**Short problem:**
Every entry must be echoed exactly.

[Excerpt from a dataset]
━━━━━━━━━━━━━━━━━━━━

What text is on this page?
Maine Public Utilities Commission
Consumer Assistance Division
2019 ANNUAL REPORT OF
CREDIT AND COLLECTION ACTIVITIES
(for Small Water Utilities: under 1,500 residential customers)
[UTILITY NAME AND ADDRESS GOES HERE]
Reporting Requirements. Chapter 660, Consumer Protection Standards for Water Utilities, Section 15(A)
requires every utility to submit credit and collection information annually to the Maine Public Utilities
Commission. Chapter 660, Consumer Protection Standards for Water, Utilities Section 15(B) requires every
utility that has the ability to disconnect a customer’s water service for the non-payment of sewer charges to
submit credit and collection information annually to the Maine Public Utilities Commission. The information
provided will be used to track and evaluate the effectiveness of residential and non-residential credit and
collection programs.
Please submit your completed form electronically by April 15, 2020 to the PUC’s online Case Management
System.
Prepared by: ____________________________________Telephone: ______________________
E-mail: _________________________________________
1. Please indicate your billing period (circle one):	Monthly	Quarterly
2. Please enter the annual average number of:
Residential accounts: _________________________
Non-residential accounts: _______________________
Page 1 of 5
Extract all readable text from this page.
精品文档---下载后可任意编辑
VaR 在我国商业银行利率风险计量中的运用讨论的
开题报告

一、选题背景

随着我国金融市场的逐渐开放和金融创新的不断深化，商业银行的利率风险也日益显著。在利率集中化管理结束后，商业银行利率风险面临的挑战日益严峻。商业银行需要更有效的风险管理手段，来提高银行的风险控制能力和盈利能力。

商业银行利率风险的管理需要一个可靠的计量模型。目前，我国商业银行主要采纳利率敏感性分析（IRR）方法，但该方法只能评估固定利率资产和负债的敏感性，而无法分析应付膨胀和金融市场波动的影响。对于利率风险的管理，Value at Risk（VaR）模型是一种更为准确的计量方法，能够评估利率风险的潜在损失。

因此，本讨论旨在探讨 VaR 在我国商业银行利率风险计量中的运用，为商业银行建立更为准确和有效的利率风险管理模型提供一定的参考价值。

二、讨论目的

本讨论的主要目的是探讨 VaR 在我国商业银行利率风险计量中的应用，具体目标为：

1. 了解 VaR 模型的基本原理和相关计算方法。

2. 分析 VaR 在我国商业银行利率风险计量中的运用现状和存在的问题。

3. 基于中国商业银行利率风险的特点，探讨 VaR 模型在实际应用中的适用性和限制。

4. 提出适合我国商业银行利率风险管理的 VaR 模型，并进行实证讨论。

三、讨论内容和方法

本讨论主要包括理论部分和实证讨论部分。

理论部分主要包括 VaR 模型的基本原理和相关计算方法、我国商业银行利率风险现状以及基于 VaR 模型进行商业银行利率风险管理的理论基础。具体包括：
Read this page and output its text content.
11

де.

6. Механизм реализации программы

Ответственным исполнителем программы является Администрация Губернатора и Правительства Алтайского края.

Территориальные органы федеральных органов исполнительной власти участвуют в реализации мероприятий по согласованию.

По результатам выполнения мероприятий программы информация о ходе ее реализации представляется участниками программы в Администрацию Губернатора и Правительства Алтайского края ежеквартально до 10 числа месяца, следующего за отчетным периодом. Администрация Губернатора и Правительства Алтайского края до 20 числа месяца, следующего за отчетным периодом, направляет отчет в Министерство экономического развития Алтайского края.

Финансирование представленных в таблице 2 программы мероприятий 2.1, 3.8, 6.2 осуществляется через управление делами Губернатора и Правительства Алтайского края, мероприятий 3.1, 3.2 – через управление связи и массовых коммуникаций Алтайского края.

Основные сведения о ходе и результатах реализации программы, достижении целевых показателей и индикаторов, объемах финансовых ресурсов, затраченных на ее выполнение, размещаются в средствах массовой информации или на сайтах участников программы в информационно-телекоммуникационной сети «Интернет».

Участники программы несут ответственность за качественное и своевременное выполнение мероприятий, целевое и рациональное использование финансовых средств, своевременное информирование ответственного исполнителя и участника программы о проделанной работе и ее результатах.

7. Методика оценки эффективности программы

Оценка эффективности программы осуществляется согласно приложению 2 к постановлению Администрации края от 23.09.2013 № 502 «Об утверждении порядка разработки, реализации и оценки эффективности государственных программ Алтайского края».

━━━━━━━━━━━━━━━━━━━━

**Result of the task:**
What text is on this page?
Maine Public Utilities Commission
Consumer Assistance Division
2019 ANNUAL REPORT OF
CREDIT AND COLLECTION ACTIVITIES
(for Small Water Utilities: under 1,500 residential customers)
[UTILITY NAME AND ADDRESS GOES HERE]
Reporting Requirements. Chapter 660, Consumer Protection Standards for Water Utilities, Section 15(A)
requires every utility to submit credit and collection information annually to the Maine Public Utilities
Commission. Chapter 660, Consumer Protection Standards for Water, Utilities Section 15(B) requires every
utility that has the ability to disconnect a customer’s water service for the non-payment of sewer charges to
submit credit and collection information annually to the Maine Public Utilities Commission. The information
provided will be used to track and evaluate the effectiveness of residential and non-residential credit and
collection programs.
Please submit your completed form electronically by April 15, 2020 to the PUC’s online Case Management
System.
Prepared by: ____________________________________Telephone: ______________________
E-mail: _________________________________________
1. Please indicate your billing period (circle one):	Monthly	Quarterly
2. Please enter the annual average number of:
Residential accounts: _________________________
Non-residential accounts: _______________________
Page 1 of 5
Extract all readable text from this page.
精品文档---下载后可任意编辑
VaR 在我国商业银行利率风险计量中的运用讨论的
开题报告

一、选题背景

随着我国金融市场的逐渐开放和金融创新的不断深化，商业银行的利率风险也日益显著。在利率集中化管理结束后，商业银行利率风险面临的挑战日益严峻。商业银行需要更有效的风险管理手段，来提高银行的风险控制能力和盈利能力。

商业银行利率风险的管理需要一个可靠的计量模型。目前，我国商业银行主要采纳利率敏感性分析（IRR）方法，但该方法只能评估固定利率资产和负债的敏感性，而无法分析应付膨胀和金融市场波动的影响。对于利率风险的管理，Value at Risk（VaR）模型是一种更为准确的计量方法，能够评估利率风险的潜在损失。

因此，本讨论旨在探讨 VaR 在我国商业银行利率风险计量中的运用，为商业银行建立更为准确和有效的利率风险管理模型提供一定的参考价值。

二、讨论目的

本讨论的主要目的是探讨 VaR 在我国商业银行利率风险计量中的应用，具体目标为：

1. 了解 VaR 模型的基本原理和相关计算方法。

2. 分析 VaR 在我国商业银行利率风险计量中的运用现状和存在的问题。

3. 基于中国商业银行利率风险的特点，探讨 VaR 模型在实际应用中的适用性和限制。

4. 提出适合我国商业银行利率风险管理的 VaR 模型，并进行实证讨论。

三、讨论内容和方法

本讨论主要包括理论部分和实证讨论部分。

理论部分主要包括 VaR 模型的基本原理和相关计算方法、我国商业银行利率风险现状以及基于 VaR 模型进行商业银行利率风险管理的理论基础。具体包括：
Read this page and output its text content.
11

де.

6. Механизм реализации программы

Ответственным исполнителем программы является Администрация Губернатора и Правительства Алтайского края.

Территориальные органы федеральных органов исполнительной власти участвуют в реализации мероприятий по согласованию.

По результатам выполнения мероприятий программы информация о ходе ее реализации представляется участниками программы в Администрацию Губернатора и Правительства Алтайского края ежеквартально до 10 числа месяца, следующего за отчетным периодом. Администрация Губернатора и Правительства Алтайского края до 20 числа месяца, следующего за отчетным периодом, направляет отчет в Министерство экономического развития Алтайского края.

Финансирование представленных в таблице 2 программы мероприятий 2.1, 3.8, 6.2 осуществляется через управление делами Губернатора и Правительства Алтайского края, мероприятий 3.1, 3.2 – через управление связи и массовых коммуникаций Алтайского края.

Основные сведения о ходе и результатах реализации программы, достижении целевых показателей и индикаторов, объемах финансовых ресурсов, затраченных на ее выполнение, размещаются в средствах массовой информации или на сайтах участников программы в информационно-телекоммуникационной сети «Интернет».

Участники программы несут ответственность за качественное и своевременное выполнение мероприятий, целевое и рациональное использование финансовых средств, своевременное информирование ответственного исполнителя и участника программы о проделанной работе и ее результатах.

7. Методика оценки эффективности программы

Оценка эффективности программы осуществляется согласно приложению 2 к постановлению Администрации края от 23.09.2013 № 502 «Об утверждении порядка разработки, реализации и оценки эффективности государственных программ Алтайского края».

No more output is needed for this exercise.